### Short task:
Every line of the material below must be repeated exactly.

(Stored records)

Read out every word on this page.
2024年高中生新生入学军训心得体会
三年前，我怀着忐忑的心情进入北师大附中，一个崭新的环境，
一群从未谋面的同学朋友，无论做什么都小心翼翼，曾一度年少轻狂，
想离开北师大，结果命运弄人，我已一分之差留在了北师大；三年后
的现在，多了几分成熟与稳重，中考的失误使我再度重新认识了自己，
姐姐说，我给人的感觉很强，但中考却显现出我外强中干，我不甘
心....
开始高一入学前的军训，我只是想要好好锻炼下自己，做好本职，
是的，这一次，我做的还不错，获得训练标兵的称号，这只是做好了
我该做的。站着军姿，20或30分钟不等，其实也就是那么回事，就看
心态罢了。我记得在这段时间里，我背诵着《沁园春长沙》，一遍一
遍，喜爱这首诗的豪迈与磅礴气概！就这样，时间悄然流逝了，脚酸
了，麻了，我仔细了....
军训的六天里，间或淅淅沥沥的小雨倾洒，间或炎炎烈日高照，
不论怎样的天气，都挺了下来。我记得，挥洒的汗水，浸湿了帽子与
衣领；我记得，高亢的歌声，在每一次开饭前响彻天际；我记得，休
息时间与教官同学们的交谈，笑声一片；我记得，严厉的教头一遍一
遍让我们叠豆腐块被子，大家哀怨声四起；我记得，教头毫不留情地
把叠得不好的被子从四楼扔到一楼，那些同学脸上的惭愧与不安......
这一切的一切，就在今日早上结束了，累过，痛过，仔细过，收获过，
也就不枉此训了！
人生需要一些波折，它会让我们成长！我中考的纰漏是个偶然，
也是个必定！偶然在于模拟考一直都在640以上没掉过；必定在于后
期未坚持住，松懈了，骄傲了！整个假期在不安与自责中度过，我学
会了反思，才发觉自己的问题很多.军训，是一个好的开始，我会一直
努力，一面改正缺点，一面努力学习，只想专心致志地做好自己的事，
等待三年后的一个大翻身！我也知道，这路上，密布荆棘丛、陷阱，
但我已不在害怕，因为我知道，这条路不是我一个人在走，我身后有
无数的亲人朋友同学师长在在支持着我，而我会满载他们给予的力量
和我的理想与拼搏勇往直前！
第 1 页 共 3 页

### Exercise answer:
Read out every word on this page.
2024年高中生新生入学军训心得体会
三年前，我怀着忐忑的心情进入北师大附中，一个崭新的环境，
一群从未谋面的同学朋友，无论做什么都小心翼翼，曾一度年少轻狂，
想离开北师大，结果命运弄人，我已一分之差留在了北师大；三年后
的现在，多了几分成熟与稳重，中考的失误使我再度重新认识了自己，
姐姐说，我给人的感觉很强，但中考却显现出我外强中干，我不甘
心....
开始高一入学前的军训，我只是想要好好锻炼下自己，做好本职，
是的，这一次，我做的还不错，获得训练标兵的称号，这只是做好了
我该做的。站着军姿，20或30分钟不等，其实也就是那么回事，就看
心态罢了。我记得在这段时间里，我背诵着《沁园春长沙》，一遍一
遍，喜爱这首诗的豪迈与磅礴气概！就这样，时间悄然流逝了，脚酸
了，麻了，我仔细了....
军训的六天里，间或淅淅沥沥的小雨倾洒，间或炎炎烈日高照，
不论怎样的天气，都挺了下来。我记得，挥洒的汗水，浸湿了帽子与
衣领；我记得，高亢的歌声，在每一次开饭前响彻天际；我记得，休
息时间与教官同学们的交谈，笑声一片；我记得，严厉的教头一遍一
遍让我们叠豆腐块被子，大家哀怨声四起；我记得，教头毫不留情地
把叠得不好的被子从四楼扔到一楼，那些同学脸上的惭愧与不安......
这一切的一切，就在今日早上结束了，累过，痛过，仔细过，收获过，
也就不枉此训了！
人生需要一些波折，它会让我们成长！我中考的纰漏是个偶然，
也是个必定！偶然在于模拟考一直都在640以上没掉过；必定在于后
期未坚持住，松懈了，骄傲了！整个假期在不安与自责中度过，我学
会了反思，才发觉自己的问题很多.军训，是一个好的开始，我会一直
努力，一面改正缺点，一面努力学习，只想专心致志地做好自己的事，
等待三年后的一个大翻身！我也知道，这路上，密布荆棘丛、陷阱，
但我已不在害怕，因为我知道，这条路不是我一个人在走，我身后有
无数的亲人朋友同学师长在在支持着我，而我会满载他们给予的力量
和我的理想与拼搏勇往直前！
第 1 页 共 3 页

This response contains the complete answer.